------ Provided material
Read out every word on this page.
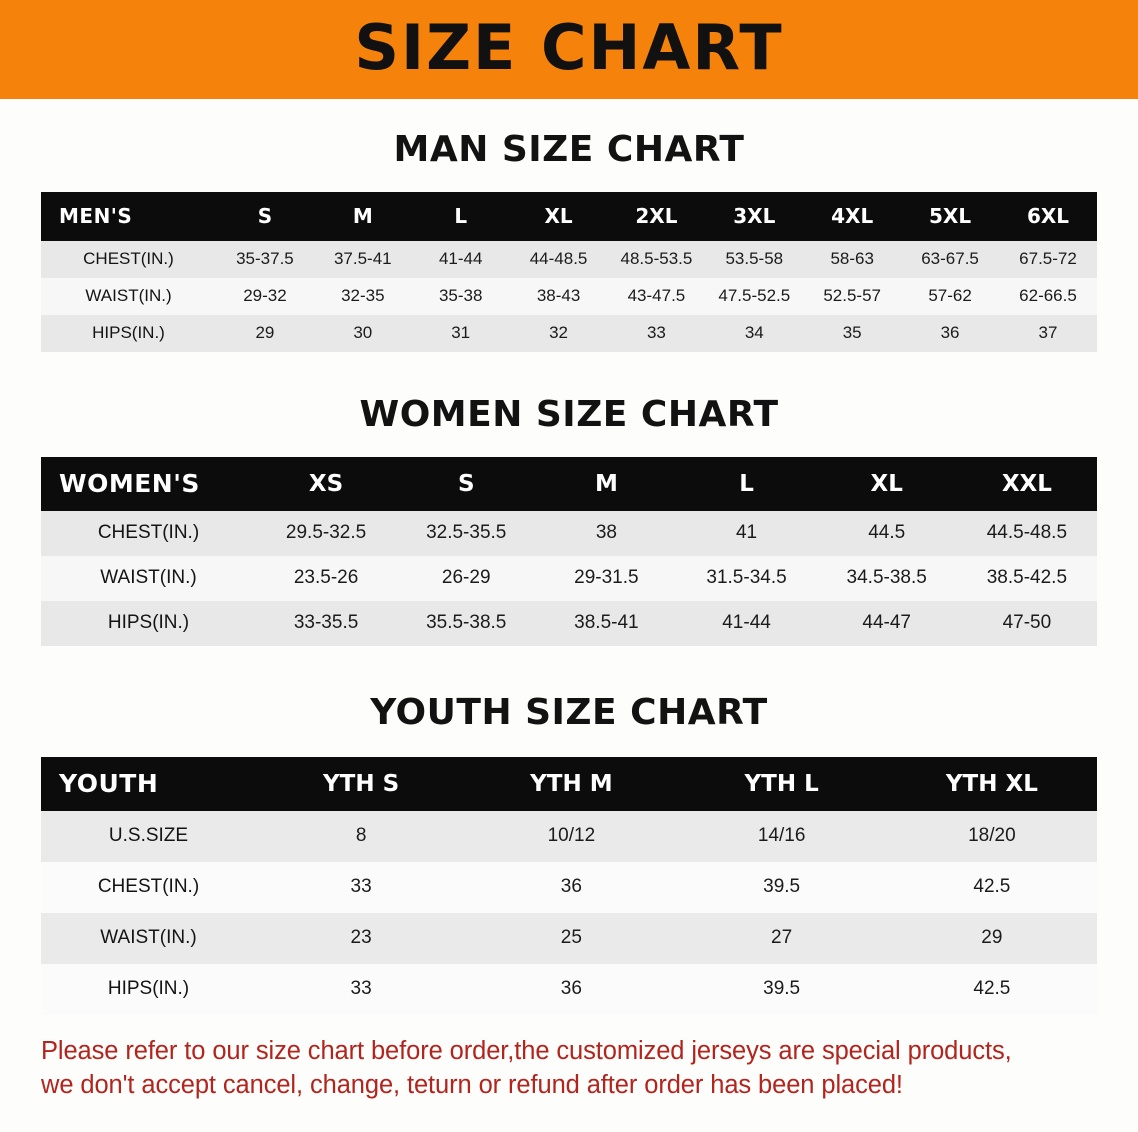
SIZE CHART
MAN SIZE CHART
MEN'S	S	M	L	XL	2XL	3XL	4XL	5XL	6XL
CHEST(IN.)	35-37.5	37.5-41	41-44	44-48.5	48.5-53.5	53.5-58	58-63	63-67.5	67.5-72
WAIST(IN.)	29-32	32-35	35-38	38-43	43-47.5	47.5-52.5	52.5-57	57-62	62-66.5
HIPS(IN.)	29	30	31	32	33	34	35	36	37
WOMEN SIZE CHART
WOMEN'S	XS	S	M	L	XL	XXL
CHEST(IN.)	29.5-32.5	32.5-35.5	38	41	44.5	44.5-48.5
WAIST(IN.)	23.5-26	26-29	29-31.5	31.5-34.5	34.5-38.5	38.5-42.5
HIPS(IN.)	33-35.5	35.5-38.5	38.5-41	41-44	44-47	47-50
YOUTH SIZE CHART
YOUTH	YTH S	YTH M	YTH L	YTH XL
U.S.SIZE	8	10/12	14/16	18/20
CHEST(IN.)	33	36	39.5	42.5
WAIST(IN.)	23	25	27	29
HIPS(IN.)	33	36	39.5	42.5
Please refer to our size chart before order,the customized jerseys are special products,
we don't accept cancel, change, teturn or refund after order has been placed!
------------
### The problem
Using the data above, write out every line exactly, leaving the images behind.

### Answer to the exercise
Read out every word on this page.
SIZE CHART
MAN SIZE CHART
MEN'S	S	M	L	XL	2XL	3XL	4XL	5XL	6XL
CHEST(IN.)	35-37.5	37.5-41	41-44	44-48.5	48.5-53.5	53.5-58	58-63	63-67.5	67.5-72
WAIST(IN.)	29-32	32-35	35-38	38-43	43-47.5	47.5-52.5	52.5-57	57-62	62-66.5
HIPS(IN.)	29	30	31	32	33	34	35	36	37
WOMEN SIZE CHART
WOMEN'S	XS	S	M	L	XL	XXL
CHEST(IN.)	29.5-32.5	32.5-35.5	38	41	44.5	44.5-48.5
WAIST(IN.)	23.5-26	26-29	29-31.5	31.5-34.5	34.5-38.5	38.5-42.5
HIPS(IN.)	33-35.5	35.5-38.5	38.5-41	41-44	44-47	47-50
YOUTH SIZE CHART
YOUTH	YTH S	YTH M	YTH L	YTH XL
U.S.SIZE	8	10/12	14/16	18/20
CHEST(IN.)	33	36	39.5	42.5
WAIST(IN.)	23	25	27	29
HIPS(IN.)	33	36	39.5	42.5
Please refer to our size chart before order,the customized jerseys are special products,
we don't accept cancel, change, teturn or refund after order has been placed!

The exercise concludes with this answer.